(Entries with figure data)
________
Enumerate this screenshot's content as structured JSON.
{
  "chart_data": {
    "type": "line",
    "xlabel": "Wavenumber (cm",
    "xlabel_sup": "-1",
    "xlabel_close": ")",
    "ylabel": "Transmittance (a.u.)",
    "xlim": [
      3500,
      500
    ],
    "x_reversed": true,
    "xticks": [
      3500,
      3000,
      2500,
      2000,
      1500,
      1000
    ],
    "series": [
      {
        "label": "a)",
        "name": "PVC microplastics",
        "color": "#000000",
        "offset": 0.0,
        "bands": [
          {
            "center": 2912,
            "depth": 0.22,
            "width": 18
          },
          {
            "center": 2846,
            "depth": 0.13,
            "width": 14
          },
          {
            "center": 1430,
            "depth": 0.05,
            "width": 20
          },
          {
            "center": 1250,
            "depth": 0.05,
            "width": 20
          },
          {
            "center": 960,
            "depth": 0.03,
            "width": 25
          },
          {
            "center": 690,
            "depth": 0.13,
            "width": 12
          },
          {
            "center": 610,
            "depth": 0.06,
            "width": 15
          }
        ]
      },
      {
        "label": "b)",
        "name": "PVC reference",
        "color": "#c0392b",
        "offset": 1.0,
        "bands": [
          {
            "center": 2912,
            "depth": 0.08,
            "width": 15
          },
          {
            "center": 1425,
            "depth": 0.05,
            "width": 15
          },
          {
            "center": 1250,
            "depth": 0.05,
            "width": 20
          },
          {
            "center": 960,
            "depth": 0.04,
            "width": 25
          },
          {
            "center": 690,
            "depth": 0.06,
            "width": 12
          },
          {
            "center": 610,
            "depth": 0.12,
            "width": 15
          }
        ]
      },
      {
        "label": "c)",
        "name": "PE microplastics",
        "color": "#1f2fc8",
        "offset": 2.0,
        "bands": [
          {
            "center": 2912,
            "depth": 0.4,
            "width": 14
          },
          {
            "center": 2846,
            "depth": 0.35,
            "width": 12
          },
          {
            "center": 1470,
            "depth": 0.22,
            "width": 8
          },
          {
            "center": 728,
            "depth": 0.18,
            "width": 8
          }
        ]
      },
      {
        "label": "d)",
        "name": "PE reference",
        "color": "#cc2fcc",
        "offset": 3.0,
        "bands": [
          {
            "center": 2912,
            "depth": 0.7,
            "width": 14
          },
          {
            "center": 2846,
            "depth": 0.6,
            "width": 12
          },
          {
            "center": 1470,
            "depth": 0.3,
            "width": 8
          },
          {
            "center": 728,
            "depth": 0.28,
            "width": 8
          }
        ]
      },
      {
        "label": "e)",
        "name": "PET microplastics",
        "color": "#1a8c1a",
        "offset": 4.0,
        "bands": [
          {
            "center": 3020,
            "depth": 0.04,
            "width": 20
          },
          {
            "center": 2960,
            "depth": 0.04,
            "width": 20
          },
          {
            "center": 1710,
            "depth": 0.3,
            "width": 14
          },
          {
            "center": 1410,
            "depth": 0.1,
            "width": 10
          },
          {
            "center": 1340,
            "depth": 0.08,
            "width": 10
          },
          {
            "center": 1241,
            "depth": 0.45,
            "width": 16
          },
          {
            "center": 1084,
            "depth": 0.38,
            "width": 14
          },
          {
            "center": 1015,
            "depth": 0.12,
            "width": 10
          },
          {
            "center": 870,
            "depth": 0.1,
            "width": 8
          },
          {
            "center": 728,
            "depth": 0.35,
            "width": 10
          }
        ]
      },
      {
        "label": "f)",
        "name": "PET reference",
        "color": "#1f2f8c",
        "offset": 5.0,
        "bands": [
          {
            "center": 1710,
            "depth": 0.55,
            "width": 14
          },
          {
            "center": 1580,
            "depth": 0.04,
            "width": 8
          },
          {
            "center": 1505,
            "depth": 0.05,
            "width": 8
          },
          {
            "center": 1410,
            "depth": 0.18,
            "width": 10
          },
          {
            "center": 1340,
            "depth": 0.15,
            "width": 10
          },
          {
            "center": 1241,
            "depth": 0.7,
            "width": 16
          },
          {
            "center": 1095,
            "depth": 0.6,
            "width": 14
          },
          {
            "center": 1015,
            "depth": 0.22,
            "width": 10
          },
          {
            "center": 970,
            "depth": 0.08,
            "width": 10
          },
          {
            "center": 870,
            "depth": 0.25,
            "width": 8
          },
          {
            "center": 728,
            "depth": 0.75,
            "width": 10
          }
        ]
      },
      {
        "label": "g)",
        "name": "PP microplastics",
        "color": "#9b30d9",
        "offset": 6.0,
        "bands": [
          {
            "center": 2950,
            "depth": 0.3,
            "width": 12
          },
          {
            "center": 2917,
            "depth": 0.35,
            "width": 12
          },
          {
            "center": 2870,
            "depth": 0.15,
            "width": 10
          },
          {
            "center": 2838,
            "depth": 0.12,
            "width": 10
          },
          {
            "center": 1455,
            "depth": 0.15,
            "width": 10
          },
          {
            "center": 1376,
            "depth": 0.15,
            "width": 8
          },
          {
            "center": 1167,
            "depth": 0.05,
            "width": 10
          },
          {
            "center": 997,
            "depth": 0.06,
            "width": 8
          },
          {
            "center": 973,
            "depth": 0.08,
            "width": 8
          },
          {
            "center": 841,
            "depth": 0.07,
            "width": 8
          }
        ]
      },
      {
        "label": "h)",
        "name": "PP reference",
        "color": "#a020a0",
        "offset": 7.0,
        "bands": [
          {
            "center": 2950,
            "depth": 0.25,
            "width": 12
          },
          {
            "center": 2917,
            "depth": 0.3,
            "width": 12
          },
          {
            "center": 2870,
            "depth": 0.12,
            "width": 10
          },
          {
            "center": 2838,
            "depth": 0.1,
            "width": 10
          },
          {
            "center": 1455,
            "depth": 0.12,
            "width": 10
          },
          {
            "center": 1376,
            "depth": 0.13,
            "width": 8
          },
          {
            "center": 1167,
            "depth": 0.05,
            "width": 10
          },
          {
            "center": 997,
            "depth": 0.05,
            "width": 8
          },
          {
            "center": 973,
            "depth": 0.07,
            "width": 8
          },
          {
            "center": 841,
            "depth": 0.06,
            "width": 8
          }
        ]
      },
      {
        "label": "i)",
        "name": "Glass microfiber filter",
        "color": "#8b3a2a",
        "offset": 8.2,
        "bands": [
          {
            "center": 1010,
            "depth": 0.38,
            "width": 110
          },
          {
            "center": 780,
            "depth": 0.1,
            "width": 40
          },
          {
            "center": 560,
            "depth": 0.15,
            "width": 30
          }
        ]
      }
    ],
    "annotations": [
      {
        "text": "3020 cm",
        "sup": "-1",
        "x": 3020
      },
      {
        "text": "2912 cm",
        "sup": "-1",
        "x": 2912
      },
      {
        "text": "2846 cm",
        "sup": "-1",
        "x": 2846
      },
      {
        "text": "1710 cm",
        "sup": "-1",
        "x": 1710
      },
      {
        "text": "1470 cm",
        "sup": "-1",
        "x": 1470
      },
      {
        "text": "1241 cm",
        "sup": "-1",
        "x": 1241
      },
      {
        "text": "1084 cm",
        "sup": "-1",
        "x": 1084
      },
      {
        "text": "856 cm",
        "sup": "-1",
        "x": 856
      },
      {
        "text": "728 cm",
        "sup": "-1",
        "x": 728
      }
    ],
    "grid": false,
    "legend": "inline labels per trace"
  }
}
________
To be done:
Show all lines from the listing above in which "reference" appears.

Full answer:
        "name": "PVC reference",
        "name": "PE reference",
        "name": "PET reference",
        "name": "PP reference",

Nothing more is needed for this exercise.